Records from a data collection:
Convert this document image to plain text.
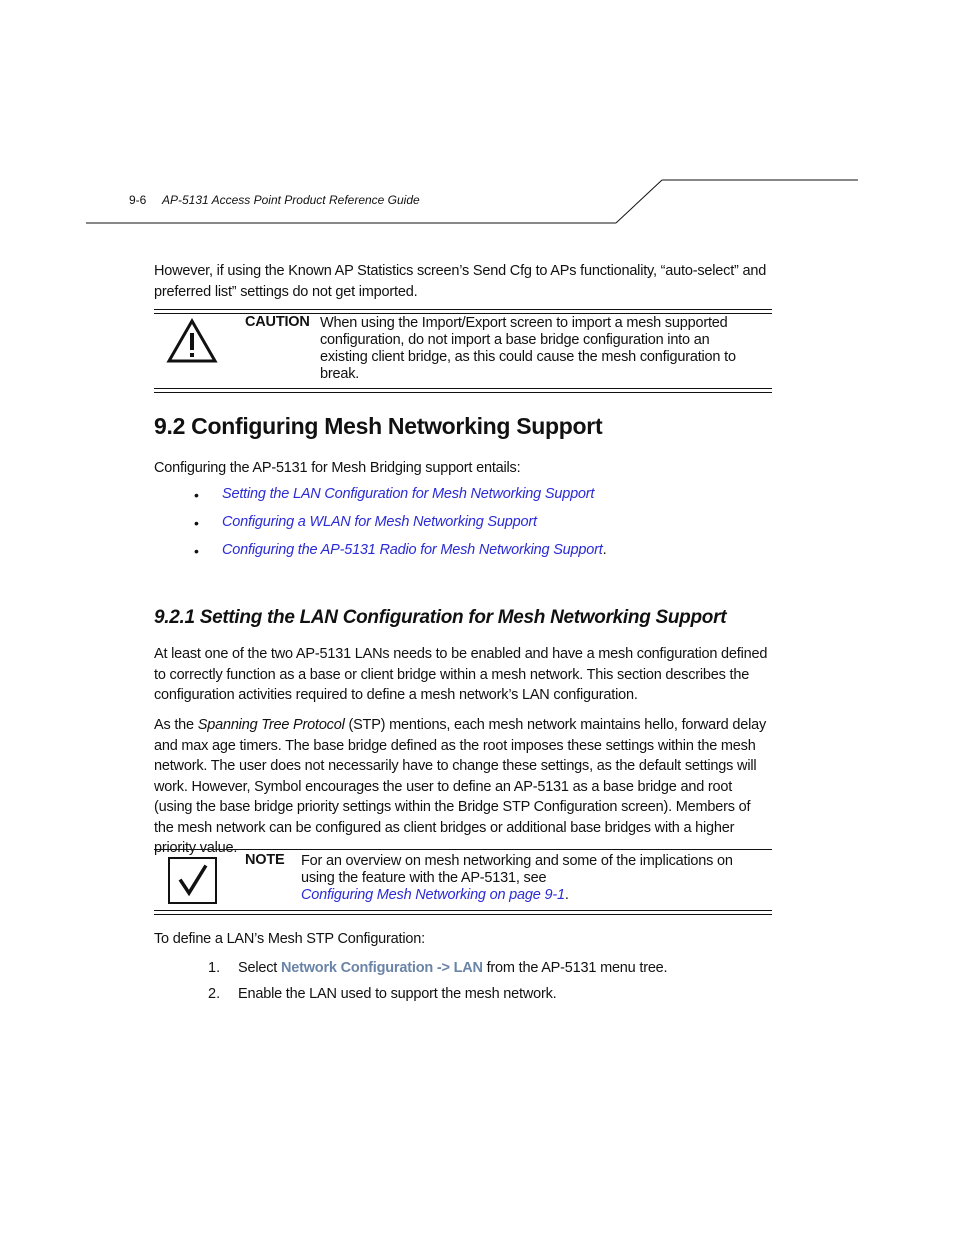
9-6 AP-5131 Access Point Product Reference Guide

However, if using the Known AP Statistics screen’s Send Cfg to APs functionality, “auto-select” and preferred list” settings do not get imported.

CAUTION When using the Import/Export screen to import a mesh supported configuration, do not import a base bridge configuration into an existing client bridge, as this could cause the mesh configuration to break.

9.2 Configuring Mesh Networking Support

Configuring the AP-5131 for Mesh Bridging support entails:

• Setting the LAN Configuration for Mesh Networking Support
• Configuring a WLAN for Mesh Networking Support
• Configuring the AP-5131 Radio for Mesh Networking Support.
9.2.1 Setting the LAN Configuration for Mesh Networking Support

At least one of the two AP-5131 LANs needs to be enabled and have a mesh configuration defined to correctly function as a base or client bridge within a mesh network. This section describes the configuration activities required to define a mesh network’s LAN configuration.

As the Spanning Tree Protocol (STP) mentions, each mesh network maintains hello, forward delay and max age timers. The base bridge defined as the root imposes these settings within the mesh network. The user does not necessarily have to change these settings, as the default settings will work. However, Symbol encourages the user to define an AP-5131 as a base bridge and root (using the base bridge priority settings within the Bridge STP Configuration screen). Members of the mesh network can be configured as client bridges or additional base bridges with a higher priority value.

NOTE For an overview on mesh networking and some of the implications on using the feature with the AP-5131, see
Configuring Mesh Networking on page 9-1.

To define a LAN’s Mesh STP Configuration:

1. Select Network Configuration -> LAN from the AP-5131 menu tree.
2. Enable the LAN used to support the mesh network.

--- Task brief ---
Reproduce the records above exactly, leaving out every picture they contain.

--- Response below ---
Convert this document image to plain text.
9-6 AP-5131 Access Point Product Reference Guide

However, if using the Known AP Statistics screen’s Send Cfg to APs functionality, “auto-select” and preferred list” settings do not get imported.

CAUTION When using the Import/Export screen to import a mesh supported configuration, do not import a base bridge configuration into an existing client bridge, as this could cause the mesh configuration to break.

9.2 Configuring Mesh Networking Support

Configuring the AP-5131 for Mesh Bridging support entails:

• Setting the LAN Configuration for Mesh Networking Support
• Configuring a WLAN for Mesh Networking Support
• Configuring the AP-5131 Radio for Mesh Networking Support.
9.2.1 Setting the LAN Configuration for Mesh Networking Support

At least one of the two AP-5131 LANs needs to be enabled and have a mesh configuration defined to correctly function as a base or client bridge within a mesh network. This section describes the configuration activities required to define a mesh network’s LAN configuration.

As the Spanning Tree Protocol (STP) mentions, each mesh network maintains hello, forward delay and max age timers. The base bridge defined as the root imposes these settings within the mesh network. The user does not necessarily have to change these settings, as the default settings will work. However, Symbol encourages the user to define an AP-5131 as a base bridge and root (using the base bridge priority settings within the Bridge STP Configuration screen). Members of the mesh network can be configured as client bridges or additional base bridges with a higher priority value.

NOTE For an overview on mesh networking and some of the implications on using the feature with the AP-5131, see
Configuring Mesh Networking on page 9-1.

To define a LAN’s Mesh STP Configuration:

1. Select Network Configuration -> LAN from the AP-5131 menu tree.
2. Enable the LAN used to support the mesh network.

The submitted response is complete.